▸ Your objective
Look through the lines below and extract any with the word "Леніна".

▸ A run of records
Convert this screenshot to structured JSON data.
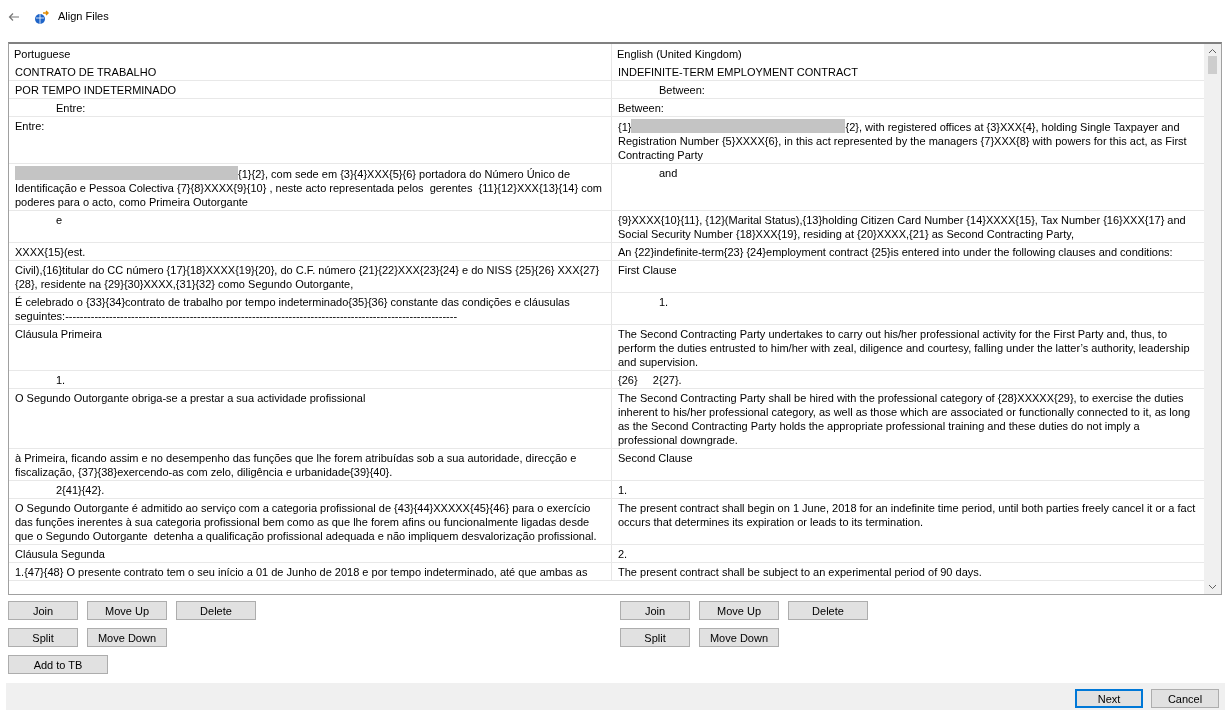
{
  "window": {
    "title": "Align Files"
  },
  "table": {
    "columns": [
      "Portuguese",
      "English (United Kingdom)"
    ],
    "rows": [
      [
        {
          "text": "CONTRATO DE TRABALHO"
        },
        {
          "text": "INDEFINITE-TERM EMPLOYMENT CONTRACT"
        }
      ],
      [
        {
          "text": "POR TEMPO INDETERMINADO"
        },
        {
          "text": "Between:",
          "indented": true
        }
      ],
      [
        {
          "text": "Entre:",
          "indented": true
        },
        {
          "text": "Between:"
        }
      ],
      [
        {
          "text": "Entre:"
        },
        {
          "prefix": "{1}",
          "redacted": true,
          "text": "{2}, with registered offices at {3}XXX{4}, holding Single Taxpayer and Registration Number {5}XXXX{6}, in this act represented by the managers {7}XXX{8} with powers for this act, as First Contracting Party"
        }
      ],
      [
        {
          "redacted": true,
          "text": "{1}{2}, com sede em {3}{4}XXX{5}{6} portadora do Número Único de Identificação e Pessoa Colectiva {7}{8}XXXX{9}{10} , neste acto representada pelos  gerentes  {11}{12}XXX{13}{14} com poderes para o acto, como Primeira Outorgante"
        },
        {
          "text": "and",
          "indented": true
        }
      ],
      [
        {
          "text": "e",
          "indented": true
        },
        {
          "text": "{9}XXXX{10}{11}, {12}(Marital Status),{13}holding Citizen Card Number {14}XXXX{15}, Tax Number {16}XXX{17} and Social Security Number {18}XXX{19}, residing at {20}XXXX,{21} as Second Contracting Party,"
        }
      ],
      [
        {
          "text": "XXXX{15}(est."
        },
        {
          "text": "An {22}indefinite-term{23} {24}employment contract {25}is entered into under the following clauses and conditions:"
        }
      ],
      [
        {
          "text": "Civil),{16}titular do CC número {17}{18}XXXX{19}{20}, do C.F. número {21}{22}XXX{23}{24} e do NISS {25}{26} XXX{27}{28}, residente na {29}{30}XXXX,{31}{32} como Segundo Outorgante,"
        },
        {
          "text": "First Clause"
        }
      ],
      [
        {
          "text": "É celebrado o {33}{34}contrato de trabalho por tempo indeterminado{35}{36} constante das condições e cláusulas seguintes:-----------------------------------------------------------------------------------------------------------"
        },
        {
          "text": "1.",
          "indented": true
        }
      ],
      [
        {
          "text": "Cláusula Primeira"
        },
        {
          "text": "The Second Contracting Party undertakes to carry out his/her professional activity for the First Party and, thus, to perform the duties entrusted to him/her with zeal, diligence and courtesy, falling under the latter’s authority, leadership and supervision."
        }
      ],
      [
        {
          "text": "1.",
          "indented": true
        },
        {
          "text": "{26}     2{27}."
        }
      ],
      [
        {
          "text": "O Segundo Outorgante obriga-se a prestar a sua actividade profissional"
        },
        {
          "text": "The Second Contracting Party shall be hired with the professional category of {28}XXXXX{29}, to exercise the duties inherent to his/her professional category, as well as those which are associated or functionally connected to it, as long as the Second Contracting Party holds the appropriate professional training and these duties do not imply a professional downgrade."
        }
      ],
      [
        {
          "text": "à Primeira, ficando assim e no desempenho das funções que lhe forem atribuídas sob a sua autoridade, direcção e fiscalização, {37}{38}exercendo-as com zelo, diligência e urbanidade{39}{40}."
        },
        {
          "text": "Second Clause"
        }
      ],
      [
        {
          "text": "2{41}{42}.",
          "indented": true
        },
        {
          "text": "1."
        }
      ],
      [
        {
          "text": "O Segundo Outorgante é admitido ao serviço com a categoria profissional de {43}{44}XXXXX{45}{46} para o exercício das funções inerentes à sua categoria profissional bem como as que lhe forem afins ou funcionalmente ligadas desde que o Segundo Outorgante  detenha a qualificação profissional adequada e não impliquem desvalorização profissional."
        },
        {
          "text": "The present contract shall begin on 1 June, 2018 for an indefinite time period, until both parties freely cancel it or a fact occurs that determines its expiration or leads to its termination."
        }
      ],
      [
        {
          "text": "Cláusula Segunda"
        },
        {
          "text": "2."
        }
      ],
      [
        {
          "text": "1.{47}{48} O presente contrato tem o seu início a 01 de Junho de 2018 e por tempo indeterminado, até que ambas as"
        },
        {
          "text": "The present contract shall be subject to an experimental period of 90 days."
        }
      ]
    ]
  },
  "left_buttons": [
    [
      "Join",
      "Move Up",
      "Delete"
    ],
    [
      "Split",
      "Move Down"
    ],
    [
      "Add to TB"
    ]
  ],
  "right_buttons": [
    [
      "Join",
      "Move Up",
      "Delete"
    ],
    [
      "Split",
      "Move Down"
    ]
  ],
  "footer_buttons": [
    {
      "label": "Next",
      "selected": true
    },
    {
      "label": "Cancel",
      "selected": false
    }
  ]
}
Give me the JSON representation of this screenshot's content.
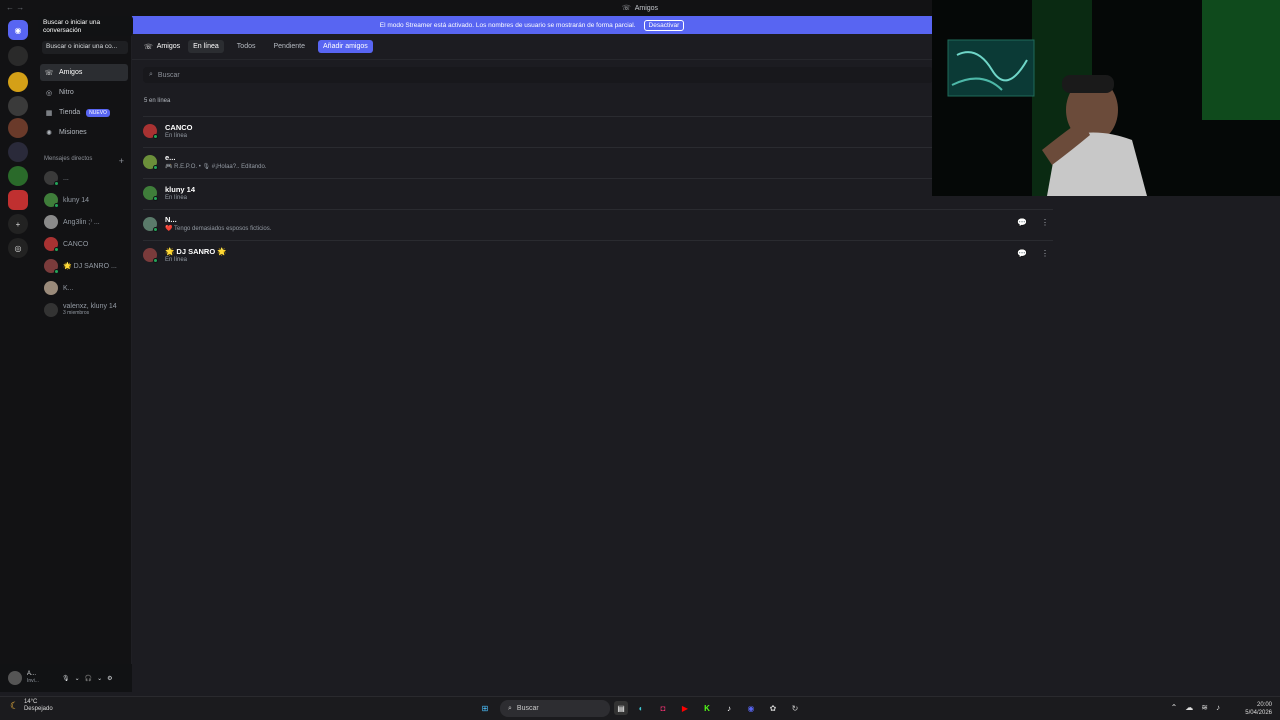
{
  "window": {
    "title": "Amigos",
    "nav_arrows": "← →"
  },
  "banner": {
    "text": "El modo Streamer está activado. Los nombres de usuario se mostrarán de forma parcial.",
    "button": "Desactivar",
    "color": "#5865f2"
  },
  "tooltip": {
    "text": "Buscar o iniciar una conversación"
  },
  "sidebar": {
    "search_label": "Buscar o iniciar una co...",
    "nav": [
      {
        "label": "Amigos",
        "icon": "friends-icon",
        "glyph": "☏"
      },
      {
        "label": "Nitro",
        "icon": "nitro-icon",
        "glyph": "◎"
      },
      {
        "label": "Tienda",
        "icon": "shop-icon",
        "glyph": "▦",
        "badge": "NUEVO"
      },
      {
        "label": "Misiones",
        "icon": "quests-icon",
        "glyph": "✺"
      }
    ],
    "dm_header": "Mensajes directos",
    "dm_add": "+",
    "dms": [
      {
        "name": "...",
        "sub": "",
        "color": "#3a3a3a"
      },
      {
        "name": "kluny 14",
        "sub": "",
        "color": "#3f7d3a"
      },
      {
        "name": "Ang3lin ;⁾ ...",
        "sub": "",
        "color": "#8a8a8a"
      },
      {
        "name": "CANCO",
        "sub": "",
        "color": "#a83232"
      },
      {
        "name": "🌟 DJ SANRO ...",
        "sub": "",
        "color": "#7a3b3b"
      },
      {
        "name": "K...",
        "sub": "",
        "color": "#9a8a7a"
      },
      {
        "name": "valenxz, kluny 14",
        "sub": "3 miembros",
        "color": "#333333"
      }
    ]
  },
  "userbar": {
    "name": "A...",
    "status": "Invi...",
    "icons": [
      "🎙",
      "⌄",
      "🎧",
      "⌄",
      "⚙"
    ]
  },
  "topbar": {
    "title": "Amigos",
    "tabs": [
      "En línea",
      "Todos",
      "Pendiente"
    ],
    "add_button": "Añadir amigos"
  },
  "search": {
    "placeholder": "Buscar"
  },
  "friends": {
    "count_label": "5 en línea",
    "list": [
      {
        "name": "CANCO",
        "status": "En línea",
        "color": "#a83232"
      },
      {
        "name": "e...",
        "status": "🎮 R.E.P.O. • 🎙 #¡Holaa?.. Editando.",
        "color": "#6b8f3a"
      },
      {
        "name": "kluny 14",
        "status": "En línea",
        "color": "#3f7d3a"
      },
      {
        "name": "N...",
        "status": "❤️ Tengo demasiados esposos ficticios.",
        "color": "#5a7a6a"
      },
      {
        "name": "🌟 DJ SANRO 🌟",
        "status": "En línea",
        "color": "#7a3b3b"
      }
    ],
    "message_icon": "💬",
    "more_icon": "⋮"
  },
  "taskbar": {
    "weather_temp": "14°C",
    "weather_desc": "Despejado",
    "search": "Buscar",
    "time": "20:00",
    "date": "5/04/2026"
  }
}
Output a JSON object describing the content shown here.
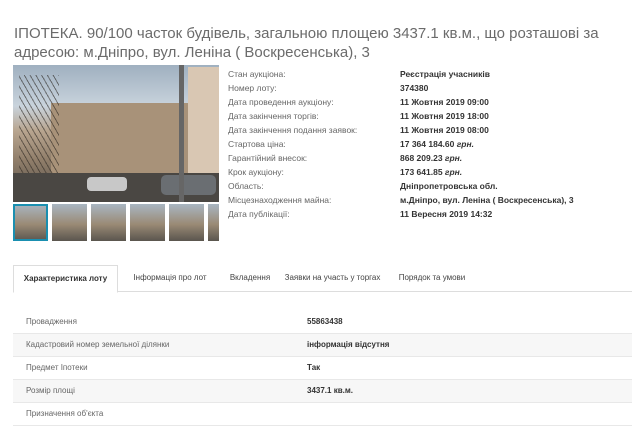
{
  "title": "ІПОТЕКА. 90/100 часток будівель, загальною площею 3437.1 кв.м., що розташові за адресою: м.Дніпро, вул. Леніна ( Воскресенська), 3",
  "details": [
    {
      "label": "Стан аукціона:",
      "value": "Реєстрація учасників"
    },
    {
      "label": "Номер лоту:",
      "value": "374380"
    },
    {
      "label": "Дата проведення аукціону:",
      "value": "11 Жовтня 2019 09:00"
    },
    {
      "label": "Дата закінчення торгів:",
      "value": "11 Жовтня 2019 18:00"
    },
    {
      "label": "Дата закінчення подання заявок:",
      "value": "11 Жовтня 2019 08:00"
    },
    {
      "label": "Стартова ціна:",
      "value": "17 364 184.60",
      "unit": "грн."
    },
    {
      "label": "Гарантійний внесок:",
      "value": "868 209.23",
      "unit": "грн."
    },
    {
      "label": "Крок аукціону:",
      "value": "173 641.85",
      "unit": "грн."
    },
    {
      "label": "Область:",
      "value": "Дніпропетровська обл."
    },
    {
      "label": "Місцезнаходження майна:",
      "value": "м.Дніпро, вул. Леніна ( Воскресенська), 3"
    },
    {
      "label": "Дата публікації:",
      "value": "11 Вересня 2019 14:32"
    }
  ],
  "tabs": [
    {
      "label": "Характеристика лоту",
      "active": true
    },
    {
      "label": "Інформація про лот"
    },
    {
      "label": "Вкладення"
    },
    {
      "label": "Заявки на участь у торгах"
    },
    {
      "label": "Порядок та умови"
    }
  ],
  "properties": [
    {
      "label": "Провадження",
      "value": "55863438"
    },
    {
      "label": "Кадастровий номер земельної ділянки",
      "value": "інформація відсутня"
    },
    {
      "label": "Предмет Іпотеки",
      "value": "Так"
    },
    {
      "label": "Розмір площі",
      "value": "3437.1 кв.м."
    },
    {
      "label": "Призначення об'єкта",
      "value": ""
    }
  ]
}
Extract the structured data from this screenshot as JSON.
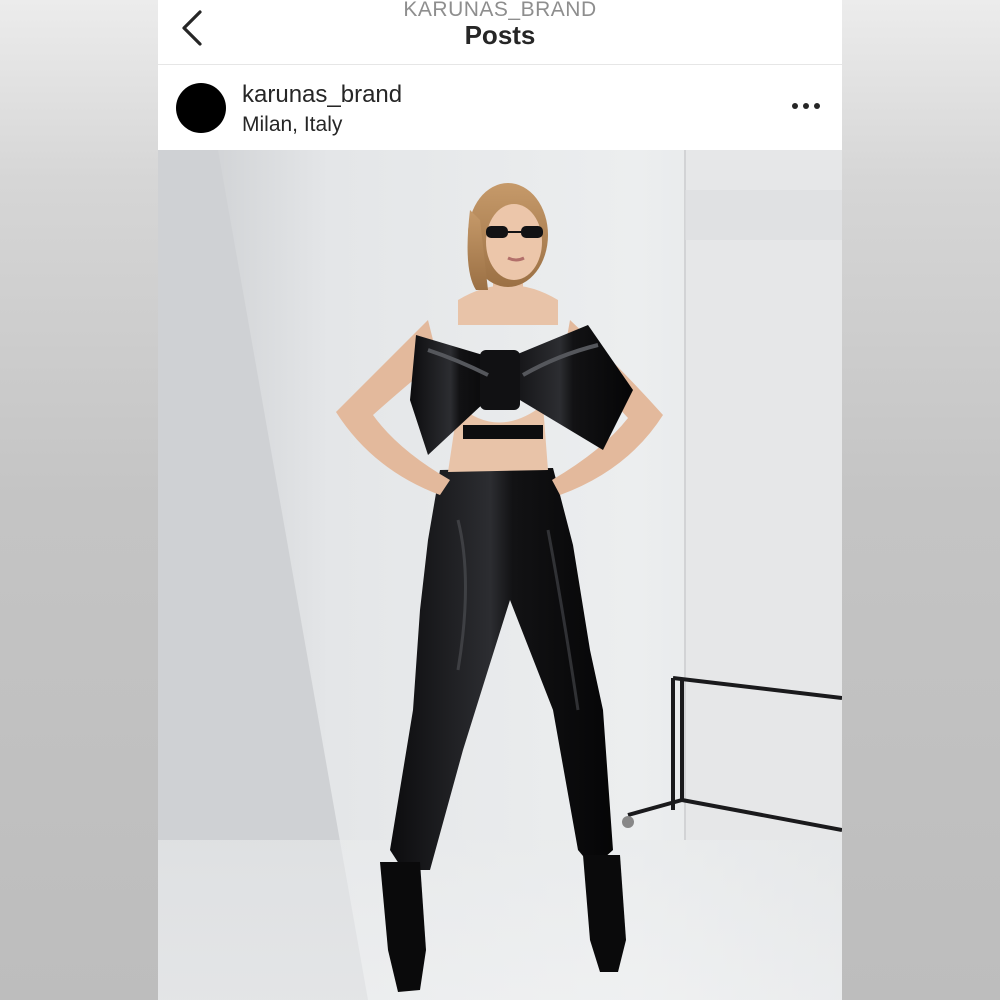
{
  "header": {
    "overline": "KARUNAS_BRAND",
    "title": "Posts",
    "back_icon": "chevron-left-icon"
  },
  "post": {
    "username": "karunas_brand",
    "location": "Milan, Italy",
    "more_icon": "more-horizontal-icon",
    "image_description_icon": "photo"
  },
  "colors": {
    "text_primary": "#262626",
    "text_secondary": "#8e8e8e",
    "avatar": "#000000"
  }
}
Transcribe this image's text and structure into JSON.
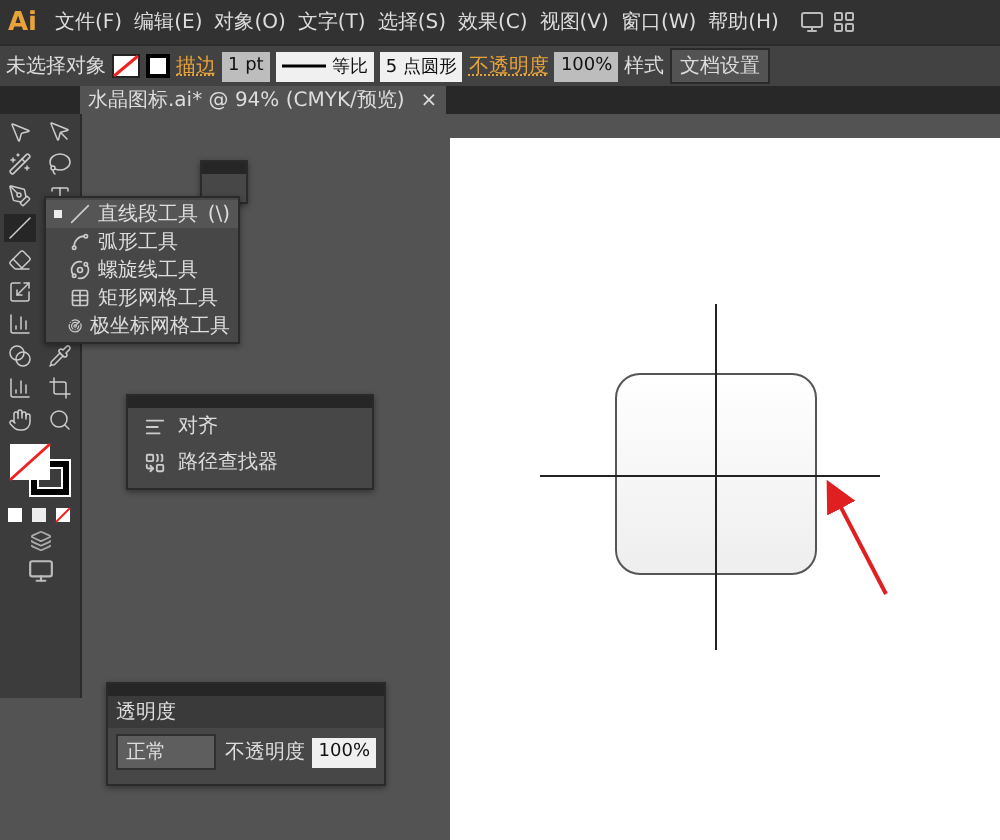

▸ Exercise result
  "title": "ІПОТЕКА. 90/100 часток будівель, загальною площею 3437.1 кв.м., що розташові за адресою: м.Дніпро, вул. Леніна ( Воскресенська), 3",
      "value": "м.Дніпро, вул. Леніна ( Воскресенська), 3"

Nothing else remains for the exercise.